▶ YOUR INSTRUCTIONS
Each line from the one that contains "Type out the text in this image." to the end of the material must be quoted exactly; include both end lines and nothing else.

▶ SUPPLIED MATERIAL
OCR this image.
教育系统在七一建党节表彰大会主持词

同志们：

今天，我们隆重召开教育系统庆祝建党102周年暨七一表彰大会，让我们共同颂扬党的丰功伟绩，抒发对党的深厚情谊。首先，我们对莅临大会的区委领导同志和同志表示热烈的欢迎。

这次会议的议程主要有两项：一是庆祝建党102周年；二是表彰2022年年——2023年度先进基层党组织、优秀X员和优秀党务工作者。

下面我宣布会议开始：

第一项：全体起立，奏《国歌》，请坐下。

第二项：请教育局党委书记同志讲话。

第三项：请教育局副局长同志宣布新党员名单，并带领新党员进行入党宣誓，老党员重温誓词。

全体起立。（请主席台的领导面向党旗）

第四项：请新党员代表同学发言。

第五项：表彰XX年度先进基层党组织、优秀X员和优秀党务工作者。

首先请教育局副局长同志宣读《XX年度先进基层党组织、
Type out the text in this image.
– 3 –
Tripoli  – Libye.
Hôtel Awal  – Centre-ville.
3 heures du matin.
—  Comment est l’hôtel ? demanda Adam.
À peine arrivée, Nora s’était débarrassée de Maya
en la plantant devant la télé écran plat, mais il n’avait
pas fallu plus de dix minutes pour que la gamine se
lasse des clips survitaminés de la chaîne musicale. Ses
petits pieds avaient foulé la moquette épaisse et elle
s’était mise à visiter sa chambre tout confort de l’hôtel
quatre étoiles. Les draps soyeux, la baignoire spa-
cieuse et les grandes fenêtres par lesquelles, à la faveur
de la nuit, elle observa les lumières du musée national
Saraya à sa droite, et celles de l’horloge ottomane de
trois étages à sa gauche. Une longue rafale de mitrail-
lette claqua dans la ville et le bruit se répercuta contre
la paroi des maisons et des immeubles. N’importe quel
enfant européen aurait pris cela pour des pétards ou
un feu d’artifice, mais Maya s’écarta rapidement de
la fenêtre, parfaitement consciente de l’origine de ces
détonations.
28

▶ WRITTEN SOLUTION
Type out the text in this image.
– 3 –
Tripoli  – Libye.
Hôtel Awal  – Centre-ville.
3 heures du matin.
—  Comment est l’hôtel ? demanda Adam.
À peine arrivée, Nora s’était débarrassée de Maya
en la plantant devant la télé écran plat, mais il n’avait
pas fallu plus de dix minutes pour que la gamine se
lasse des clips survitaminés de la chaîne musicale. Ses
petits pieds avaient foulé la moquette épaisse et elle
s’était mise à visiter sa chambre tout confort de l’hôtel
quatre étoiles. Les draps soyeux, la baignoire spa-
cieuse et les grandes fenêtres par lesquelles, à la faveur
de la nuit, elle observa les lumières du musée national
Saraya à sa droite, et celles de l’horloge ottomane de
trois étages à sa gauche. Une longue rafale de mitrail-
lette claqua dans la ville et le bruit se répercuta contre
la paroi des maisons et des immeubles. N’importe quel
enfant européen aurait pris cela pour des pétards ou
un feu d’artifice, mais Maya s’écarta rapidement de
la fenêtre, parfaitement consciente de l’origine de ces
détonations.
28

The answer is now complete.